Stored data:
◆ ◆ ◆ ◆ ◆ ◆ ◆

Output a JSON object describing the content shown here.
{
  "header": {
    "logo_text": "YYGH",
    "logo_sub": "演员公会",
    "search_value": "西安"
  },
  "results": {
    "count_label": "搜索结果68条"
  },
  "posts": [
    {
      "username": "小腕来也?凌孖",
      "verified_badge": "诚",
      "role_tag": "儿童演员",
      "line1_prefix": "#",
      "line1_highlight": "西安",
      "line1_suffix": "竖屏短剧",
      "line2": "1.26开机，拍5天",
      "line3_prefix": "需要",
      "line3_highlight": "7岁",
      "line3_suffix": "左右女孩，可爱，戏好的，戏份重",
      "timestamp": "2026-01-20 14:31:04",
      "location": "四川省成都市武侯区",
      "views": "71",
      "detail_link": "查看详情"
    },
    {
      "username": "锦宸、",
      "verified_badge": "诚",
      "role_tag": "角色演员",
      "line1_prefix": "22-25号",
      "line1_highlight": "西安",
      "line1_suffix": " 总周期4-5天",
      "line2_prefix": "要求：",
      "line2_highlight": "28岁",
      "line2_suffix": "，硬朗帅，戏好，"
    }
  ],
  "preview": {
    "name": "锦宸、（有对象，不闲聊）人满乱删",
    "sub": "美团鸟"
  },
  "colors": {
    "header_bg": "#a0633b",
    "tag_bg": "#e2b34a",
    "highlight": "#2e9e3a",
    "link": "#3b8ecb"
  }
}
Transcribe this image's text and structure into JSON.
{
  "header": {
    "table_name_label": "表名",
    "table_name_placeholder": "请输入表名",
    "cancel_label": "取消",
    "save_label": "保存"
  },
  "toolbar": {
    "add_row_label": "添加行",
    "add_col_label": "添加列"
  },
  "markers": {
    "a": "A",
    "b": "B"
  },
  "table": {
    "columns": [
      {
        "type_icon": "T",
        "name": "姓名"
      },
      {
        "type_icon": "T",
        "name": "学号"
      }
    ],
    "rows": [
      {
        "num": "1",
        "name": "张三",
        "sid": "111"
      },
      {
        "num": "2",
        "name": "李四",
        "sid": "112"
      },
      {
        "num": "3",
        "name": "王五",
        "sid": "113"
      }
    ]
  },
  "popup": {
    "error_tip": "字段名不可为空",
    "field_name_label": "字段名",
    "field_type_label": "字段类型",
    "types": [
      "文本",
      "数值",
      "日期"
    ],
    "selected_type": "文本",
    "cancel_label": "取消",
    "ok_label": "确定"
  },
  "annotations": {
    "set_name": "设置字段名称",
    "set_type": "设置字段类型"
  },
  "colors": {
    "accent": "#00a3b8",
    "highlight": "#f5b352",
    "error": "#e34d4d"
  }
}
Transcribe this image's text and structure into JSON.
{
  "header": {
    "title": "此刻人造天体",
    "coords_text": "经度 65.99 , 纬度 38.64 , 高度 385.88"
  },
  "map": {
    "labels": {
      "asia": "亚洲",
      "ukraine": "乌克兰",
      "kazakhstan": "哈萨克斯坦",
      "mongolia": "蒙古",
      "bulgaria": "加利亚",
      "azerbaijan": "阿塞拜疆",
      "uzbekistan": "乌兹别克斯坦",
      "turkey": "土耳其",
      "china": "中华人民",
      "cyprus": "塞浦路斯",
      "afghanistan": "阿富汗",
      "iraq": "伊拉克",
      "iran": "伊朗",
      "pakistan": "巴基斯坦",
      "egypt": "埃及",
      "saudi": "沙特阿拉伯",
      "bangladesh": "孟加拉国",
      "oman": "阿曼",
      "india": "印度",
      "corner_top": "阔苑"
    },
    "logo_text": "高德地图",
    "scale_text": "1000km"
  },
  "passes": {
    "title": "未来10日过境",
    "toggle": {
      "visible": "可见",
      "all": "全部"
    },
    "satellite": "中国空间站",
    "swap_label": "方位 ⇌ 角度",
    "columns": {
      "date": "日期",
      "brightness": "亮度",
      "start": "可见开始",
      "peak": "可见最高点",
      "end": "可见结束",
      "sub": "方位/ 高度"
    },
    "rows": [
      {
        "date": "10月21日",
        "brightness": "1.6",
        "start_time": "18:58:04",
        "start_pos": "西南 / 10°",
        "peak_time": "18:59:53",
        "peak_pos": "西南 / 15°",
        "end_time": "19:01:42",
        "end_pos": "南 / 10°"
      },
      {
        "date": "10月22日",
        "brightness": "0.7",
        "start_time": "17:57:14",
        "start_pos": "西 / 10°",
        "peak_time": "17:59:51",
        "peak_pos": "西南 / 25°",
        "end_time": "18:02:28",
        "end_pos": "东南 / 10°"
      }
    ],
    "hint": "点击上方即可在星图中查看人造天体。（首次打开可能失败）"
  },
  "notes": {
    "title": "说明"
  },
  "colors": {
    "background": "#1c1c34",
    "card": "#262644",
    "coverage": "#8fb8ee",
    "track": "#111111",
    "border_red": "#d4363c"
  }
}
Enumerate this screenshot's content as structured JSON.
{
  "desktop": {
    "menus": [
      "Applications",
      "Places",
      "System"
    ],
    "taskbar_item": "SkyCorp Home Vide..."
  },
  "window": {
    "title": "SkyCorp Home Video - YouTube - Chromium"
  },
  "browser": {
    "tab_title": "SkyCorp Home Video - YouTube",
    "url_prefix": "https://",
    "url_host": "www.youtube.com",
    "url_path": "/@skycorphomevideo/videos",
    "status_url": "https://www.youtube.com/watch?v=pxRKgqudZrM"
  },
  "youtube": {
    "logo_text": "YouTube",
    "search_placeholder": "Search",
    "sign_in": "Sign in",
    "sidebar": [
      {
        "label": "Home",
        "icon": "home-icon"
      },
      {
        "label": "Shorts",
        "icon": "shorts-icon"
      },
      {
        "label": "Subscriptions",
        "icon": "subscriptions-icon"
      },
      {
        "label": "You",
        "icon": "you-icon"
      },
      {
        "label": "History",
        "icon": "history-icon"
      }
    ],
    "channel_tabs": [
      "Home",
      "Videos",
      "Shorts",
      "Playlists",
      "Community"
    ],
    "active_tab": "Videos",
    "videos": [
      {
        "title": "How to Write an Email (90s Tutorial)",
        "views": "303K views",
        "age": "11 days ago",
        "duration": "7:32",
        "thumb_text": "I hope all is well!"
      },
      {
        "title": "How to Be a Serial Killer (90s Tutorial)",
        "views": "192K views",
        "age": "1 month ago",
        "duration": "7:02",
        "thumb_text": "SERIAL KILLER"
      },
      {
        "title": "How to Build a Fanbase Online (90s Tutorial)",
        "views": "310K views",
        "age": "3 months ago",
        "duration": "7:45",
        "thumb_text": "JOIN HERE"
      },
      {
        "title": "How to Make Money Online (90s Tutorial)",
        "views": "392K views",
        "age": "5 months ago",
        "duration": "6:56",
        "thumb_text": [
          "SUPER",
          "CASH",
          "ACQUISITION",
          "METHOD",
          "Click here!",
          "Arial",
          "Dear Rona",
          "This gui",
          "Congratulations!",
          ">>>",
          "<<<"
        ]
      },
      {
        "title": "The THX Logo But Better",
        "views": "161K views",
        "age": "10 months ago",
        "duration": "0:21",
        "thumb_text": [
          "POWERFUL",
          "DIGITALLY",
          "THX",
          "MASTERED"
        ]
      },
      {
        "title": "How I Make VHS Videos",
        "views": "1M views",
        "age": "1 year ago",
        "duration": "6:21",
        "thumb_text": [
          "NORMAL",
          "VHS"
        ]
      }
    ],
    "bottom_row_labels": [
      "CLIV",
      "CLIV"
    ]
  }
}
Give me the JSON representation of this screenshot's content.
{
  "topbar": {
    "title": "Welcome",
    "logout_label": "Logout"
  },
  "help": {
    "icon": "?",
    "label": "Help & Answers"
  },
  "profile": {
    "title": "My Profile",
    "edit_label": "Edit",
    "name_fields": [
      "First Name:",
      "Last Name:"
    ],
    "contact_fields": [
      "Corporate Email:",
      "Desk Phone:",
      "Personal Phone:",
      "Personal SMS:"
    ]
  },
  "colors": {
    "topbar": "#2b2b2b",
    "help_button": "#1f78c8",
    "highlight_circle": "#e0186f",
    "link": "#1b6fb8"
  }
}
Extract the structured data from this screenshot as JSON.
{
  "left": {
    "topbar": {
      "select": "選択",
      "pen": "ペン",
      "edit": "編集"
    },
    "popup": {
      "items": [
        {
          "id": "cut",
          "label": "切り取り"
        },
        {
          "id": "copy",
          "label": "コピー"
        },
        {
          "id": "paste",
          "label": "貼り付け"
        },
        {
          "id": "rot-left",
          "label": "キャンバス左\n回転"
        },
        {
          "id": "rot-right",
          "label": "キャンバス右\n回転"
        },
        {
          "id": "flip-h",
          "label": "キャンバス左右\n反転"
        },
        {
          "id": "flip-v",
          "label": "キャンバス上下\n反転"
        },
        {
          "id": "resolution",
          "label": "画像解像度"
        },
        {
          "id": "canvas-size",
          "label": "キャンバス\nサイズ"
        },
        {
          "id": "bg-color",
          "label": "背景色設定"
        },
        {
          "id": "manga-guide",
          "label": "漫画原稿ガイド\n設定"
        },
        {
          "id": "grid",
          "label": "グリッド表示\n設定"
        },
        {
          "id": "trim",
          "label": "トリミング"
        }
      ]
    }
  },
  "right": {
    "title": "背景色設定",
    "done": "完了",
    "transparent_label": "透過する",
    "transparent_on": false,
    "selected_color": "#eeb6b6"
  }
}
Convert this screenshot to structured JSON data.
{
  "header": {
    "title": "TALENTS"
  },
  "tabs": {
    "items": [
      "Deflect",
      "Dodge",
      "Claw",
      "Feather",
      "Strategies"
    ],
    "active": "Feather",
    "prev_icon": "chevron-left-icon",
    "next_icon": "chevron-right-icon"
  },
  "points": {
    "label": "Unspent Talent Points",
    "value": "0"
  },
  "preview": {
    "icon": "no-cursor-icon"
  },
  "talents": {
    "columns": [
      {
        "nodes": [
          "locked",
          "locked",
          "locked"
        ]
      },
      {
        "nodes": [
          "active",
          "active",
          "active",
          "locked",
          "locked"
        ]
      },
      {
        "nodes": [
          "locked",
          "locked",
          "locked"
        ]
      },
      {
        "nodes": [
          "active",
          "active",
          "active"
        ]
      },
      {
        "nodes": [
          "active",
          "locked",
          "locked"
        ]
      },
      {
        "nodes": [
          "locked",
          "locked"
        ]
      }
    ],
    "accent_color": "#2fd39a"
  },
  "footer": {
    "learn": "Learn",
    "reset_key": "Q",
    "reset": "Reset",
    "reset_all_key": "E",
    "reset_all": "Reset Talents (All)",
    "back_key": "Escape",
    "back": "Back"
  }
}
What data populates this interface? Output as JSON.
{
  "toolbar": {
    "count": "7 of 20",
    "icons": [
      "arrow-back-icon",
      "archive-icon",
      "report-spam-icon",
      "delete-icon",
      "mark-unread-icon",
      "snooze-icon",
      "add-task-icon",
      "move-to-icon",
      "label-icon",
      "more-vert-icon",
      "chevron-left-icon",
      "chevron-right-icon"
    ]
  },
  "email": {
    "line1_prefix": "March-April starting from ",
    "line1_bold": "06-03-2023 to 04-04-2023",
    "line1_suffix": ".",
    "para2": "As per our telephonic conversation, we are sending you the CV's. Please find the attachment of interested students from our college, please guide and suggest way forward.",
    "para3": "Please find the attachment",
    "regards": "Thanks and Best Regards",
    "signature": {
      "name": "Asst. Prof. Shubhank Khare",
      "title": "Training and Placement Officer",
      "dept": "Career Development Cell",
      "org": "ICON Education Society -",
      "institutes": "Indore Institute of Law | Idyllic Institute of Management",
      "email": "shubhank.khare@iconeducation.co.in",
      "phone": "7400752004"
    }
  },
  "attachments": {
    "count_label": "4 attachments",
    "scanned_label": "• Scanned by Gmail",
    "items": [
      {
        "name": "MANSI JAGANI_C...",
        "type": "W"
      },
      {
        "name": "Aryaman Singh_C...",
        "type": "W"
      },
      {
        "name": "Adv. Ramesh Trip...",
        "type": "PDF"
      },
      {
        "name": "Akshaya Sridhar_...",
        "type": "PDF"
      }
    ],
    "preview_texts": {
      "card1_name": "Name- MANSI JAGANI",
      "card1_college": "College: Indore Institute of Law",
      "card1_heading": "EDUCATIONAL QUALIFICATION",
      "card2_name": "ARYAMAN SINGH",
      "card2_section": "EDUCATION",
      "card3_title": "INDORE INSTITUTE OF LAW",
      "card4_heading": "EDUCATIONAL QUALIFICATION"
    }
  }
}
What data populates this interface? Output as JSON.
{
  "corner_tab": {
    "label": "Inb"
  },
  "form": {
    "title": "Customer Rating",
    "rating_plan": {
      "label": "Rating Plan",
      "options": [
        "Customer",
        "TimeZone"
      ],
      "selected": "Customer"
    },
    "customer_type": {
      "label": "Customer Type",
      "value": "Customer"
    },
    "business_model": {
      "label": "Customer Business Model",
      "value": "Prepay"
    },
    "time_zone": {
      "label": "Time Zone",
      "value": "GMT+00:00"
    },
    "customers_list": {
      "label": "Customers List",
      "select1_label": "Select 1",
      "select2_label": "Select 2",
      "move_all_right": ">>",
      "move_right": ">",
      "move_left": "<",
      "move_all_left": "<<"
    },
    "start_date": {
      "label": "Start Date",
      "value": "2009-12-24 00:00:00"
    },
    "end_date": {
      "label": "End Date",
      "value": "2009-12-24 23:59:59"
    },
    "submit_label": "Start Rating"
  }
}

◆ ◆ ◆ ◆ ◆ ◆ ◆

▶ _WHAT YOU ARE ASKED TO DO_
Above are the records; copy every line in them that holds the word "months".

▶ _TASK SOLUTION_
        "age": "3 months ago",
        "age": "5 months ago",
        "age": "10 months ago",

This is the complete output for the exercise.